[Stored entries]
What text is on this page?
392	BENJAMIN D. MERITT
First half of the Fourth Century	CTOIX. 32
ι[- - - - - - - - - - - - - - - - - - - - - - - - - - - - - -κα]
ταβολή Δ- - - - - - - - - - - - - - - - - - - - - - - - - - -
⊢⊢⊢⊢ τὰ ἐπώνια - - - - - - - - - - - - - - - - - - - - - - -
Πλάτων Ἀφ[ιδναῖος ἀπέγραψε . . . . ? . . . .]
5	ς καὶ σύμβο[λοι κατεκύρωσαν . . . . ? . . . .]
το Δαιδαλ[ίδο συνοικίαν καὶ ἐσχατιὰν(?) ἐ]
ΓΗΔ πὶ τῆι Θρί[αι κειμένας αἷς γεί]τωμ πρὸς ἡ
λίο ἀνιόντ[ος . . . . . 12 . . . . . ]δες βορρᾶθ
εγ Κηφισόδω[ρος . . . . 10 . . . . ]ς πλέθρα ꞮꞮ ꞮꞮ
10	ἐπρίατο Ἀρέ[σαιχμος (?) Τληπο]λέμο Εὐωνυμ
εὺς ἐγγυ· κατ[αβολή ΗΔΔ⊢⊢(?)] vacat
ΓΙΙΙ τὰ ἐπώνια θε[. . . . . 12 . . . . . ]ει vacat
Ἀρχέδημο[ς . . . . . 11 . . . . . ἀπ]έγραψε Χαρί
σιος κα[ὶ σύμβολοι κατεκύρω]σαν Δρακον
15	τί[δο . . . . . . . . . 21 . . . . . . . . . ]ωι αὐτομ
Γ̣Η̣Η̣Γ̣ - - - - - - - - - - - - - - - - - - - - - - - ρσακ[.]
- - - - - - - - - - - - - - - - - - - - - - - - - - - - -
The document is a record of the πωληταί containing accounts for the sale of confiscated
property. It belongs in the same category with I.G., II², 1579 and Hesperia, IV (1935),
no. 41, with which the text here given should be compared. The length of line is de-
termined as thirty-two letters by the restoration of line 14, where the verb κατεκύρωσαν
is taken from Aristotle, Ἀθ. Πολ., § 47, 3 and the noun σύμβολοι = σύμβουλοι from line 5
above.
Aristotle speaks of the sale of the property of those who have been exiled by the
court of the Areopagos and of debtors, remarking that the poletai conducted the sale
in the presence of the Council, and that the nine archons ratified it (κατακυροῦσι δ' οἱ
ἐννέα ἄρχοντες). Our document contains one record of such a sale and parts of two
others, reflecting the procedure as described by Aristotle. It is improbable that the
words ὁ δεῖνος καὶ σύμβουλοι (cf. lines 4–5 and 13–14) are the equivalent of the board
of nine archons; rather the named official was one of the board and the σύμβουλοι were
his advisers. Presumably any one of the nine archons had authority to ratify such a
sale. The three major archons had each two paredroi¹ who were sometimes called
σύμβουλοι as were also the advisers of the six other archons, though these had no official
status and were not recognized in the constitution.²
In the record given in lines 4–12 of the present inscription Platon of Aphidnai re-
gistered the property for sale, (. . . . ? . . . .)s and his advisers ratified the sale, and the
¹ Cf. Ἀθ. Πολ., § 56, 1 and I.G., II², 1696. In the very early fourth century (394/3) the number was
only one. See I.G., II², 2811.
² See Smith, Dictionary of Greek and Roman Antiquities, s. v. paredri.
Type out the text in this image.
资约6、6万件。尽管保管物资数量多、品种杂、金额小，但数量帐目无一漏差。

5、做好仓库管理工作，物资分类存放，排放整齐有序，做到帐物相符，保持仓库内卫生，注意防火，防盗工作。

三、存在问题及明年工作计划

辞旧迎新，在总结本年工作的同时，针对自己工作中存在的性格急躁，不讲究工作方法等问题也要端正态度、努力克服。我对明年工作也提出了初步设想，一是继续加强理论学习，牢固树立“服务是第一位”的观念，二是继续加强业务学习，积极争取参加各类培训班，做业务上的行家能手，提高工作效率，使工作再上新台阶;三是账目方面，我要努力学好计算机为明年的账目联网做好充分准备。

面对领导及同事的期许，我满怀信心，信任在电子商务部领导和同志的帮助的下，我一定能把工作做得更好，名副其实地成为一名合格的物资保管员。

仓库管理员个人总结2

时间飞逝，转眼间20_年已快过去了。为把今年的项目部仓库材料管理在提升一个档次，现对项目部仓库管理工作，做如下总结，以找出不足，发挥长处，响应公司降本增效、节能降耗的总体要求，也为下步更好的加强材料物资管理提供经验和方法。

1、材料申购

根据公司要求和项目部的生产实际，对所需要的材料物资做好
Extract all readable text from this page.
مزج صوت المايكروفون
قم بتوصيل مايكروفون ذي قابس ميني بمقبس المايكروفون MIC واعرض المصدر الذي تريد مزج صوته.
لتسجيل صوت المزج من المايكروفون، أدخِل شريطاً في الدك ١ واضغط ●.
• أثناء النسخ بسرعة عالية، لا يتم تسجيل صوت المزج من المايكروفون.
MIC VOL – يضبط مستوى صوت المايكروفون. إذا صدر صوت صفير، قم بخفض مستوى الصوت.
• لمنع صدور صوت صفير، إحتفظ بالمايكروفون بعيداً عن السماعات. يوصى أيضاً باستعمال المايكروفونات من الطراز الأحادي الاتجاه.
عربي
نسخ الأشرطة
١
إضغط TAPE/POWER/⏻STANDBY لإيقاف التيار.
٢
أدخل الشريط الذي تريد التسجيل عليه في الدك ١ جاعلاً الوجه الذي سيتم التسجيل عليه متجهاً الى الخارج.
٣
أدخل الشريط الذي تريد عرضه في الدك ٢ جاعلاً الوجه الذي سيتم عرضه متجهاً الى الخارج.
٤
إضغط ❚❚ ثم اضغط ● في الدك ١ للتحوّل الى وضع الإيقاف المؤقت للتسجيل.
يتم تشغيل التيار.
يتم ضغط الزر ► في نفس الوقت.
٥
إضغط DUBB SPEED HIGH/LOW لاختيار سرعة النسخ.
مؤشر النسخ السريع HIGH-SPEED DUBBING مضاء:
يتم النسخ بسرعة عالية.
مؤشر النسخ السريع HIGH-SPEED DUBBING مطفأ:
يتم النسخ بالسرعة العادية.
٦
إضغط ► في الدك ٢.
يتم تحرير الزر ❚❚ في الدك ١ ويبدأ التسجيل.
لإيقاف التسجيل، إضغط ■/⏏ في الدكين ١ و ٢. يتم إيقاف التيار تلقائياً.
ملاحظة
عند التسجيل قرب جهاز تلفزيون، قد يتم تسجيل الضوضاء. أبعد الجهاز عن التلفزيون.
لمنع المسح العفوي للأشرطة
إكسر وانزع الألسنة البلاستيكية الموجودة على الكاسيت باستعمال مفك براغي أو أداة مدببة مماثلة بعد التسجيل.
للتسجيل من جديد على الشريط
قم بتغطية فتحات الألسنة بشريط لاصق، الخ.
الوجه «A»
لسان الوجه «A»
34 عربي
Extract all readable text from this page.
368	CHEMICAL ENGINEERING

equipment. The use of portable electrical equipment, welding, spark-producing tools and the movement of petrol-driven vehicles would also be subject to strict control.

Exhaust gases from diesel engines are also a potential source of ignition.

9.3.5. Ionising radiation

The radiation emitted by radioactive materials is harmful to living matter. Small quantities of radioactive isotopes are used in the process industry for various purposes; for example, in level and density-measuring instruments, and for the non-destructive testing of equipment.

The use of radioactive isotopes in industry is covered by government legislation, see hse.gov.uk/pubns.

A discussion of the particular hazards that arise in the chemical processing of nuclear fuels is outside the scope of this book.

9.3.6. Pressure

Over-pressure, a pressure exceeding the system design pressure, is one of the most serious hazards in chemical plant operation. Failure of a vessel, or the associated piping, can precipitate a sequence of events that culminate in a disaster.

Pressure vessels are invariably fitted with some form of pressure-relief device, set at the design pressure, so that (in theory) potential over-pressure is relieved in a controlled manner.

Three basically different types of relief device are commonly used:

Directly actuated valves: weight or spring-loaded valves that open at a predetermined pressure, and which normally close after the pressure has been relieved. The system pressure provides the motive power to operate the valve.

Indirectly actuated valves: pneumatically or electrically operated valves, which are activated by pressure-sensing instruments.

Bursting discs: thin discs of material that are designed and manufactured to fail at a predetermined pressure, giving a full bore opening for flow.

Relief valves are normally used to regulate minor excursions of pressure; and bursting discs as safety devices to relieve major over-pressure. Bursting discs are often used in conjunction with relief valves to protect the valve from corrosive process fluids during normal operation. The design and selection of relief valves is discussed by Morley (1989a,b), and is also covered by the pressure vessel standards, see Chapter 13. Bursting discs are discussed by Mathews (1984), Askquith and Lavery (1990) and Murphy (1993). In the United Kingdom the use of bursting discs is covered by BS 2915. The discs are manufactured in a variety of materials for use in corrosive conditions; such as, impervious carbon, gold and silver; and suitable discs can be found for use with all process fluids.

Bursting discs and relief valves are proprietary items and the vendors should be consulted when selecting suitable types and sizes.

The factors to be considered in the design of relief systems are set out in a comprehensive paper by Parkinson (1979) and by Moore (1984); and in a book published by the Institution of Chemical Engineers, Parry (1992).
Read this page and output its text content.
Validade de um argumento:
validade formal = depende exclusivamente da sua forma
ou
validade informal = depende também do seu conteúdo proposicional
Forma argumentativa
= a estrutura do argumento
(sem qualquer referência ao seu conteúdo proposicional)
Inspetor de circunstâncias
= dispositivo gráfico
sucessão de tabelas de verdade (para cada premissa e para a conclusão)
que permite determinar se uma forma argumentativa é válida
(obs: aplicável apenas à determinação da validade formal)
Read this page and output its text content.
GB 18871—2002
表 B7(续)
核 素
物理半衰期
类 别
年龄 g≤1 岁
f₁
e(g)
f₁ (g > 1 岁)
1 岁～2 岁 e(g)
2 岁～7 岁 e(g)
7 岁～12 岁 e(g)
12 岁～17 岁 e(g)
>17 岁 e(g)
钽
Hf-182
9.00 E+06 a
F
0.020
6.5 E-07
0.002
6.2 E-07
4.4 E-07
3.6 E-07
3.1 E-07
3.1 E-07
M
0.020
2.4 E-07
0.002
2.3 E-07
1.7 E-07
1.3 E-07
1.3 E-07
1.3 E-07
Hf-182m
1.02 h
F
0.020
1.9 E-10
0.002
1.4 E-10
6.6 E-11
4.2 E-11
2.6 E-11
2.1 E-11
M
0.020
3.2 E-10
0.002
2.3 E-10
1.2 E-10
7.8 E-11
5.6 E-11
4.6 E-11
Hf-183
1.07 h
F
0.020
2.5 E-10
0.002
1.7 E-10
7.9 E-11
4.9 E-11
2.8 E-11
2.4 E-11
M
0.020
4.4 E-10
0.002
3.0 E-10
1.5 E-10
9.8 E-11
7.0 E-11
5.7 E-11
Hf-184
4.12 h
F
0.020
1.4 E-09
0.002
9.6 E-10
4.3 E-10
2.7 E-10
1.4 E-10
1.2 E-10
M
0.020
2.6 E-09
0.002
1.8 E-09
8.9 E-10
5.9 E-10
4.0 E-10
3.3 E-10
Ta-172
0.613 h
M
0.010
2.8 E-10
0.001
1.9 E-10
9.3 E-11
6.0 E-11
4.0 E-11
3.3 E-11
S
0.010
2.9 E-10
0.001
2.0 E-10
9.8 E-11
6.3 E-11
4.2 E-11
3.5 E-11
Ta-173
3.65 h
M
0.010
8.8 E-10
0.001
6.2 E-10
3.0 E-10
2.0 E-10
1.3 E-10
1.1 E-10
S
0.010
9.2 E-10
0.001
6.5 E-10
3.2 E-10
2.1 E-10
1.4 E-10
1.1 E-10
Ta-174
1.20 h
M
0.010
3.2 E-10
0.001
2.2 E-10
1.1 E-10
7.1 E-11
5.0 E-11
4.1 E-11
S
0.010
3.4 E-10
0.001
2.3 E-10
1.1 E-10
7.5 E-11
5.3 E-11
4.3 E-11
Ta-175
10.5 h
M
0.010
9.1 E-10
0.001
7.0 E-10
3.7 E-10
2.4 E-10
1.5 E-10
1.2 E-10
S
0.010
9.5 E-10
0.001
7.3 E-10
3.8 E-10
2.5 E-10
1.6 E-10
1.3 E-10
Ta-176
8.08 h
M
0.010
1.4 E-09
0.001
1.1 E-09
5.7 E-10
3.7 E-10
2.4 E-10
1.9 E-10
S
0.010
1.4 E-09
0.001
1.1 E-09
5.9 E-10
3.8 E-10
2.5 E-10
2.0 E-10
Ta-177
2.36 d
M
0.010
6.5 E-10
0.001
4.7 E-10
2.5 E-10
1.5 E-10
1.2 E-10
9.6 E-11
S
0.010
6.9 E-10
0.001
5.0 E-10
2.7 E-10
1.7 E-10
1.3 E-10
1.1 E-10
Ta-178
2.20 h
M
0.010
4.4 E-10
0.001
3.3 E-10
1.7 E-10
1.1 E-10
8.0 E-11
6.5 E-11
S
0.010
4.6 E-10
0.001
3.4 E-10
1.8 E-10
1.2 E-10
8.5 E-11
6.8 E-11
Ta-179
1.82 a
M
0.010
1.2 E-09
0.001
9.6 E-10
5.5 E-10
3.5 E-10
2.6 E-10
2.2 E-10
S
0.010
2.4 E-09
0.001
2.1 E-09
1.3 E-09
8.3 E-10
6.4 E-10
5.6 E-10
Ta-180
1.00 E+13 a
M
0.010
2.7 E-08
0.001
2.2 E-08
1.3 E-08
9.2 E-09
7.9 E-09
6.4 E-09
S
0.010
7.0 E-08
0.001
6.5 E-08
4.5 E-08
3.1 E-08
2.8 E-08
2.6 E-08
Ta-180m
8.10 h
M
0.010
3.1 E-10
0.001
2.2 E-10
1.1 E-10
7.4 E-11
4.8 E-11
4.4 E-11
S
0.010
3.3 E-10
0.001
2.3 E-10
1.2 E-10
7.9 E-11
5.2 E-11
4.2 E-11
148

== EXERCISE INSTRUCTIONS ==
Report all lines of the data above that include the string "أدخل".

== RESULT ==
أدخل الشريط الذي تريد التسجيل عليه في الدك ١ جاعلاً الوجه الذي سيتم التسجيل عليه متجهاً الى الخارج.
أدخل الشريط الذي تريد عرضه في الدك ٢ جاعلاً الوجه الذي سيتم عرضه متجهاً الى الخارج.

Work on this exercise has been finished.